EXERCISE TASK
Wherever the string "разведки" appears in the listing, copy that line.

DATA ENTRIES

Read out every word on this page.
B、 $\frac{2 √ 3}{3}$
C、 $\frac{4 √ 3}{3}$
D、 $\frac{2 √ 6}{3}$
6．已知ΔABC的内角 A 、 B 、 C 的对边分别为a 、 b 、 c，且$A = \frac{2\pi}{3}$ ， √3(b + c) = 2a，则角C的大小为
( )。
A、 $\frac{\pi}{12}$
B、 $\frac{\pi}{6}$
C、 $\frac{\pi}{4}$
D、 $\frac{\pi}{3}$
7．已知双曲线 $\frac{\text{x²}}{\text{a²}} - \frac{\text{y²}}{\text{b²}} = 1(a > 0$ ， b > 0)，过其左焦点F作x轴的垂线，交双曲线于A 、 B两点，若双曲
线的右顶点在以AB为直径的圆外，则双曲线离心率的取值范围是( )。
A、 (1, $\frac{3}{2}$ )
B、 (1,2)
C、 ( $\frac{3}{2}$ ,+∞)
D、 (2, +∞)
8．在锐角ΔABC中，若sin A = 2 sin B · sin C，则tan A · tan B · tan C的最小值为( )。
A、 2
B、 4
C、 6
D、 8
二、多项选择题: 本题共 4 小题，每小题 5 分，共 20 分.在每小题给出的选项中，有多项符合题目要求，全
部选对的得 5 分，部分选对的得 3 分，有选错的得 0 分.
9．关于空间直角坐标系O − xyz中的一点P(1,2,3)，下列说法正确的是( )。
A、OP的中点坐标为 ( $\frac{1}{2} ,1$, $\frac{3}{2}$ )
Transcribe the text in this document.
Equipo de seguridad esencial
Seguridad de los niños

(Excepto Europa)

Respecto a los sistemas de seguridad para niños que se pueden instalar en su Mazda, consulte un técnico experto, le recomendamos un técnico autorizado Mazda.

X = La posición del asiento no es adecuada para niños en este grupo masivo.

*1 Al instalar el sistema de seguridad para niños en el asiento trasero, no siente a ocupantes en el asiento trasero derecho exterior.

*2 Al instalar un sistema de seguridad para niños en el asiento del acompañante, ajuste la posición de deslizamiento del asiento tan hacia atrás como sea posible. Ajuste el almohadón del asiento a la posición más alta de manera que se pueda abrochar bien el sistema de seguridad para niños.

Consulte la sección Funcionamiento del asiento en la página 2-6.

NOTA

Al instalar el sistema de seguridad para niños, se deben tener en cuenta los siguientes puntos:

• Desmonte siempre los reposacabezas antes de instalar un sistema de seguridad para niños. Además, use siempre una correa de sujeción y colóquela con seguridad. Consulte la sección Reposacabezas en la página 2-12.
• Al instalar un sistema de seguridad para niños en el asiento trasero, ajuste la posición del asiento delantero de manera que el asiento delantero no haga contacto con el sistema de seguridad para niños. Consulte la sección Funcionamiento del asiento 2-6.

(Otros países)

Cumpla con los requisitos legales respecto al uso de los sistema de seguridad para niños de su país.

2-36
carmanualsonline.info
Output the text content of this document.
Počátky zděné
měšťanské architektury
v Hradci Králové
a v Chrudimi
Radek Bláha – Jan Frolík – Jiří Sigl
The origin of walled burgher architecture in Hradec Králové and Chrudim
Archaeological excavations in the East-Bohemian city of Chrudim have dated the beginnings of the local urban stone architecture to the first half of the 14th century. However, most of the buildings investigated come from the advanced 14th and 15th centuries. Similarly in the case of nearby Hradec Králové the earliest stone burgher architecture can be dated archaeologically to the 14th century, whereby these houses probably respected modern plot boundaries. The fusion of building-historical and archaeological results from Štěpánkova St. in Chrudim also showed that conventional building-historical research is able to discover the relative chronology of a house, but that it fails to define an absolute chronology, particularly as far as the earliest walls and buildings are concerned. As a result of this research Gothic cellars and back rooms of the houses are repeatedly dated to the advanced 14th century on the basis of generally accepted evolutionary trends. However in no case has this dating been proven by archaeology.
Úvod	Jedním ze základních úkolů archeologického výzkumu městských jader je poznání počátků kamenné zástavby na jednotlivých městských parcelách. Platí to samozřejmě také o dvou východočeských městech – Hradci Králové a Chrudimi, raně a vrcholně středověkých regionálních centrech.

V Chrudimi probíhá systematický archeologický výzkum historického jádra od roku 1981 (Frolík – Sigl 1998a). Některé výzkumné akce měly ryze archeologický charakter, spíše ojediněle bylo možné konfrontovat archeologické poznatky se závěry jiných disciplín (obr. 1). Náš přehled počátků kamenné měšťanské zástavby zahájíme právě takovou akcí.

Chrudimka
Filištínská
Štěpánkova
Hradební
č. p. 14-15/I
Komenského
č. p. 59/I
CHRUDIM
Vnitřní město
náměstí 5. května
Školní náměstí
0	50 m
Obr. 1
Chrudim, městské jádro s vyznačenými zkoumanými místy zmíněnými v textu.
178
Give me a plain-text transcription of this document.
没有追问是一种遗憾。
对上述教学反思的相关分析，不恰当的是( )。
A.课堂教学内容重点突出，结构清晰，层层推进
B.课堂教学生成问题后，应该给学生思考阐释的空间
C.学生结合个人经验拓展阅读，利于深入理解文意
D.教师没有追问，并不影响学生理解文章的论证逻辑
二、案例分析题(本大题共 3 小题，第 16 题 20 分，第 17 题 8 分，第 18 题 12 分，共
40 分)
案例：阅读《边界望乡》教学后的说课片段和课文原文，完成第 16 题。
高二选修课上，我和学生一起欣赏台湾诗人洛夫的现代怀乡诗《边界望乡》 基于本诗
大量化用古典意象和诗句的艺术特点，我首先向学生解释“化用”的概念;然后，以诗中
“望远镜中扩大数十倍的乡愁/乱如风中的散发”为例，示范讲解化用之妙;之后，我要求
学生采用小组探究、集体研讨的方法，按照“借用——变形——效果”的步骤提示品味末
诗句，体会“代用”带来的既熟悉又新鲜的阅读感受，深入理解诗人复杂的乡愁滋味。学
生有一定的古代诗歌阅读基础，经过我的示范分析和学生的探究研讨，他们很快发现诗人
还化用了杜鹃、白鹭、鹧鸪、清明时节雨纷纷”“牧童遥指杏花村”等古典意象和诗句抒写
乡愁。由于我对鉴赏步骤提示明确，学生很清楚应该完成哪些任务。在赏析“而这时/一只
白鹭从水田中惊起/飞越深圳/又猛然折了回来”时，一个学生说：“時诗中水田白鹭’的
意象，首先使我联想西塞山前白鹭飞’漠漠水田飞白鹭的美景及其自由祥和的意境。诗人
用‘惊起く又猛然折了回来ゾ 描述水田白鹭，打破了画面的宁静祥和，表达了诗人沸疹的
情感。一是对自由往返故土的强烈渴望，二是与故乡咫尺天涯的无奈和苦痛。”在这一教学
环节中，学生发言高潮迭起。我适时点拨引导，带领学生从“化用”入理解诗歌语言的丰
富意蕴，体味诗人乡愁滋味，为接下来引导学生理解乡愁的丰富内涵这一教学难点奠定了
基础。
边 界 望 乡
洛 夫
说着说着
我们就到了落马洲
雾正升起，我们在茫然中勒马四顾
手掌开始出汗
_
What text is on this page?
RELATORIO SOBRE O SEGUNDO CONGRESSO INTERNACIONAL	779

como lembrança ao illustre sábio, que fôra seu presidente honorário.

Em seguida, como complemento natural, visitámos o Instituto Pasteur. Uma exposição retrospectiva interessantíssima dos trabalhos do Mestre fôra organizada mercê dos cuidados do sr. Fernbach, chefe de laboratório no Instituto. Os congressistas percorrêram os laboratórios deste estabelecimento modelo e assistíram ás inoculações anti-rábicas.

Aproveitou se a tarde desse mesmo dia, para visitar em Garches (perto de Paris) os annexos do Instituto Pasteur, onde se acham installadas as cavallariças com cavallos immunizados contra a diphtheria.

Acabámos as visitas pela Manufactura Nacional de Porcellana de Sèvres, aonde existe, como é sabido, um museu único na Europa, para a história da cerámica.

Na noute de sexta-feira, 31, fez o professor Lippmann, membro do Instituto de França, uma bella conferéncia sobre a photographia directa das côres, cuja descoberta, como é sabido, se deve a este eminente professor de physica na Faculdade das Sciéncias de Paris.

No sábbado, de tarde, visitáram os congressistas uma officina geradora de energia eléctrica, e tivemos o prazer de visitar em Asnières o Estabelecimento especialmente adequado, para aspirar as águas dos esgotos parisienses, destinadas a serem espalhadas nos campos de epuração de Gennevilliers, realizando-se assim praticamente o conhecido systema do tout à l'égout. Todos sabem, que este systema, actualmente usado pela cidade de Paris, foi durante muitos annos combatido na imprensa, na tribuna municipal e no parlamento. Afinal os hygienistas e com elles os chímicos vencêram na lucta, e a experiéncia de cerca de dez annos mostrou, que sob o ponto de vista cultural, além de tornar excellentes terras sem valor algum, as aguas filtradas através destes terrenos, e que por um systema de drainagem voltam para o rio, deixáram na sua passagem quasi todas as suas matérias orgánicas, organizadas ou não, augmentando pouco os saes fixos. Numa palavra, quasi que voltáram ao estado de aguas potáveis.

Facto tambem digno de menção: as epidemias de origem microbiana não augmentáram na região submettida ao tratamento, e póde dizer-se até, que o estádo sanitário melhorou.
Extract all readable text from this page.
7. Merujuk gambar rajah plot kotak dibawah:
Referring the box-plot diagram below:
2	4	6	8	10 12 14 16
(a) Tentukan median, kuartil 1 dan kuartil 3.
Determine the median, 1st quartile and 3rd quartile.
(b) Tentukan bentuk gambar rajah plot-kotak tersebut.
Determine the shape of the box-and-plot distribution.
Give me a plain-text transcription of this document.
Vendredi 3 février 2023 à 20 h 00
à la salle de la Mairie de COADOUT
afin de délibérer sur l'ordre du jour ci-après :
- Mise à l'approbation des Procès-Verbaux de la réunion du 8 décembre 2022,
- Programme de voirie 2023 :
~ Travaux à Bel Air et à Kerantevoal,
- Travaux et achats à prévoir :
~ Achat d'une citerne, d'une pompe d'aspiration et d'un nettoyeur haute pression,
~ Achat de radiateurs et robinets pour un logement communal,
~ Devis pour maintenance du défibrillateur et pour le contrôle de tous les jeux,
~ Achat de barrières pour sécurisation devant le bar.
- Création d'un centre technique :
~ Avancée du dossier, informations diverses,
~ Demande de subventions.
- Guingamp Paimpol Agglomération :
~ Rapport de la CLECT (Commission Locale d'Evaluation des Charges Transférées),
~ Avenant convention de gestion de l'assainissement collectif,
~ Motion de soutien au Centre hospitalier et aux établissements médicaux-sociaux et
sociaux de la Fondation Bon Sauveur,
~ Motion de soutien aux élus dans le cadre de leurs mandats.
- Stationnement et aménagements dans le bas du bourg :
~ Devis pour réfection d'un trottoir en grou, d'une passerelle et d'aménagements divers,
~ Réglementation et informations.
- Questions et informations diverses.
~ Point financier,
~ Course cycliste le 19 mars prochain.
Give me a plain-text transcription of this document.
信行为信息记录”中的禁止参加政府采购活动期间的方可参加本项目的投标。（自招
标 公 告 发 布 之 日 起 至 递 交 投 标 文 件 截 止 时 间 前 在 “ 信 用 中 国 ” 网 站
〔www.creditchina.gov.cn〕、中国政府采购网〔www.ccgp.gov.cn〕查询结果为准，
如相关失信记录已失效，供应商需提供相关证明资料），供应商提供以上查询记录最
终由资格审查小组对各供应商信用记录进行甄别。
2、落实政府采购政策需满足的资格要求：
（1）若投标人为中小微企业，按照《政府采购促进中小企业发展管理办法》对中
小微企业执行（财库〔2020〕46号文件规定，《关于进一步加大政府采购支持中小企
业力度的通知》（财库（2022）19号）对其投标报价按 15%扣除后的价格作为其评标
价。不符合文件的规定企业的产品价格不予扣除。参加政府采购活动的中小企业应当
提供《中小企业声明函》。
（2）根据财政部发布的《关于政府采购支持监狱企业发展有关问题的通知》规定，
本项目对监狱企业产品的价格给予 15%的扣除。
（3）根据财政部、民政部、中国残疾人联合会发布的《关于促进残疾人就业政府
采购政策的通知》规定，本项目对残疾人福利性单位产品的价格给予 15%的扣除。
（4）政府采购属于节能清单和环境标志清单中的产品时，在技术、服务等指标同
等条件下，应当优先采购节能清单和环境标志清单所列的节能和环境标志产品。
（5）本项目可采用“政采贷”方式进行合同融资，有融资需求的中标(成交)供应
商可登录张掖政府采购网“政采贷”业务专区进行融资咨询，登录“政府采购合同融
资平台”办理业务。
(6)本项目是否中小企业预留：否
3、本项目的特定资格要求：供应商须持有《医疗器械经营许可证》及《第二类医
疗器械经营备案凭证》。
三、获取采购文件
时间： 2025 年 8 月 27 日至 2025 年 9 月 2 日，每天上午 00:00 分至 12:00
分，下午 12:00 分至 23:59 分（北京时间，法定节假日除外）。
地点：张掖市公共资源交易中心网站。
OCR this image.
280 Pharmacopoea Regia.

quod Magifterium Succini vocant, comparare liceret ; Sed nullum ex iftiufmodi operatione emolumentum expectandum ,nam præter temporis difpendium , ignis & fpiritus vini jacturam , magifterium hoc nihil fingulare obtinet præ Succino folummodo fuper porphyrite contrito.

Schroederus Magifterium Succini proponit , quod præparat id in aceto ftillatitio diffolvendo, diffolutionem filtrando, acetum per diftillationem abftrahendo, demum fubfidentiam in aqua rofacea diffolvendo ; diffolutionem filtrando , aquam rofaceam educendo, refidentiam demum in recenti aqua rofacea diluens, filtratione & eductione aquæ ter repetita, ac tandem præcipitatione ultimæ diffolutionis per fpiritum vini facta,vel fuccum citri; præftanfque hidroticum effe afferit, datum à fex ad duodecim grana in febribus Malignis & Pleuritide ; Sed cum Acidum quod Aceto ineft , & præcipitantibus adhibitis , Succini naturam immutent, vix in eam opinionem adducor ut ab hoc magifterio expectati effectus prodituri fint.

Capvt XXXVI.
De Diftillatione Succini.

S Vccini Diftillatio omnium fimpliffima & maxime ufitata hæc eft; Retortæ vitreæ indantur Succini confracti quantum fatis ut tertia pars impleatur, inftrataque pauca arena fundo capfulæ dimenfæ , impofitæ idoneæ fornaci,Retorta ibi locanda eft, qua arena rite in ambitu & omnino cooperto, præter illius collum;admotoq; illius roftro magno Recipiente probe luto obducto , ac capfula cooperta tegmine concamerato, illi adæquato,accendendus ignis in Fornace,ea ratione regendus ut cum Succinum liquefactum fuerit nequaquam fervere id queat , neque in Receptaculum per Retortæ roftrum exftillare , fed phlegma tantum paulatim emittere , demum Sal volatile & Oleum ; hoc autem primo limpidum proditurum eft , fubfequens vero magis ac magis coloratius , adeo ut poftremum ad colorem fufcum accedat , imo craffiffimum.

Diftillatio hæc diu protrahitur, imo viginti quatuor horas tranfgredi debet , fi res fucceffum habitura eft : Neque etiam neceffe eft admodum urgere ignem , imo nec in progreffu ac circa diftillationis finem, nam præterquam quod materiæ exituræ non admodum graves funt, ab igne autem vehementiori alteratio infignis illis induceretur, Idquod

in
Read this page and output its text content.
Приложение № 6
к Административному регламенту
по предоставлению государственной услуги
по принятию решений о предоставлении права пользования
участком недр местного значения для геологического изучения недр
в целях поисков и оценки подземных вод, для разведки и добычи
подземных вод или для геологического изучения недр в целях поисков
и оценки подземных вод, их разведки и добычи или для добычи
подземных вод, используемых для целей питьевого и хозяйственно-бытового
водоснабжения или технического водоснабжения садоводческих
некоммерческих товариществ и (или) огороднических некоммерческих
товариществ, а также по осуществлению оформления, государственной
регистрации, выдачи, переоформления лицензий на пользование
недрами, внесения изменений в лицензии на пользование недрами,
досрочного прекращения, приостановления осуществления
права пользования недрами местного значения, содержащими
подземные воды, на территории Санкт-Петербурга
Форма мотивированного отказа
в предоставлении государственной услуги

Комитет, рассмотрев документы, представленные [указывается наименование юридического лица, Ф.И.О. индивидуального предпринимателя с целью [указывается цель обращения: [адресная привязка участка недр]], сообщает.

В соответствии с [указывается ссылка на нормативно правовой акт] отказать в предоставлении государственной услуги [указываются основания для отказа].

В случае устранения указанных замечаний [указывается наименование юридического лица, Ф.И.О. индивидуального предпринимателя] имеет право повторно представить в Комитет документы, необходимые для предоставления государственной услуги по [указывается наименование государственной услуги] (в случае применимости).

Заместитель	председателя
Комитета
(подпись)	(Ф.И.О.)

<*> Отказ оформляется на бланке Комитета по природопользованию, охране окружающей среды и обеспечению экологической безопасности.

THE REPLY
в целях поисков и оценки подземных вод, для разведки и добычи
и оценки подземных вод, их разведки и добычи или для добычи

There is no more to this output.